Given task
Write the material out again exactly.

Input material
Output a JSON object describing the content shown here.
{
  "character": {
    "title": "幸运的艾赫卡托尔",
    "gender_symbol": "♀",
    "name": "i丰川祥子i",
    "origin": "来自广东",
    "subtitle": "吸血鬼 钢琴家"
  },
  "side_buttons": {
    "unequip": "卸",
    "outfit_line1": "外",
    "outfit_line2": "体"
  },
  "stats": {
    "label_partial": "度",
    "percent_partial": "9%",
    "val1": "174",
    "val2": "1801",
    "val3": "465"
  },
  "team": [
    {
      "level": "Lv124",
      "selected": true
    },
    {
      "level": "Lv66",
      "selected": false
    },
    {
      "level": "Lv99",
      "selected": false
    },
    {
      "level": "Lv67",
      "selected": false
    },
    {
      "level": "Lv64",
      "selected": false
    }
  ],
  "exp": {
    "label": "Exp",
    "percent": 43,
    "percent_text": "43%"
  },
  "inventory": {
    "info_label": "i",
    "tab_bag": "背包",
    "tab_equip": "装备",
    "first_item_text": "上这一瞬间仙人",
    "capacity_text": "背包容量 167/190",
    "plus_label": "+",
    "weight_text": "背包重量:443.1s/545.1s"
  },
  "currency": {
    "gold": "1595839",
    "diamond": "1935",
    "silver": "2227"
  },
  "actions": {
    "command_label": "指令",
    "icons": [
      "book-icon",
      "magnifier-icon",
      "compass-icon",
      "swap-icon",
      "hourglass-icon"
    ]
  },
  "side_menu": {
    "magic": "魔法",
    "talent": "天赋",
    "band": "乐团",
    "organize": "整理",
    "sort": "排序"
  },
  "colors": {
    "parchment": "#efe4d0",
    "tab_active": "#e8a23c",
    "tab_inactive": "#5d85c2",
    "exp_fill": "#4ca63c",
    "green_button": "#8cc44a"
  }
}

Expected answer
Output a JSON object describing the content shown here.
{
  "character": {
    "title": "幸运的艾赫卡托尔",
    "gender_symbol": "♀",
    "name": "i丰川祥子i",
    "origin": "来自广东",
    "subtitle": "吸血鬼 钢琴家"
  },
  "side_buttons": {
    "unequip": "卸",
    "outfit_line1": "外",
    "outfit_line2": "体"
  },
  "stats": {
    "label_partial": "度",
    "percent_partial": "9%",
    "val1": "174",
    "val2": "1801",
    "val3": "465"
  },
  "team": [
    {
      "level": "Lv124",
      "selected": true
    },
    {
      "level": "Lv66",
      "selected": false
    },
    {
      "level": "Lv99",
      "selected": false
    },
    {
      "level": "Lv67",
      "selected": false
    },
    {
      "level": "Lv64",
      "selected": false
    }
  ],
  "exp": {
    "label": "Exp",
    "percent": 43,
    "percent_text": "43%"
  },
  "inventory": {
    "info_label": "i",
    "tab_bag": "背包",
    "tab_equip": "装备",
    "first_item_text": "上这一瞬间仙人",
    "capacity_text": "背包容量 167/190",
    "plus_label": "+",
    "weight_text": "背包重量:443.1s/545.1s"
  },
  "currency": {
    "gold": "1595839",
    "diamond": "1935",
    "silver": "2227"
  },
  "actions": {
    "command_label": "指令",
    "icons": [
      "book-icon",
      "magnifier-icon",
      "compass-icon",
      "swap-icon",
      "hourglass-icon"
    ]
  },
  "side_menu": {
    "magic": "魔法",
    "talent": "天赋",
    "band": "乐团",
    "organize": "整理",
    "sort": "排序"
  },
  "colors": {
    "parchment": "#efe4d0",
    "tab_active": "#e8a23c",
    "tab_inactive": "#5d85c2",
    "exp_fill": "#4ca63c",
    "green_button": "#8cc44a"
  }
}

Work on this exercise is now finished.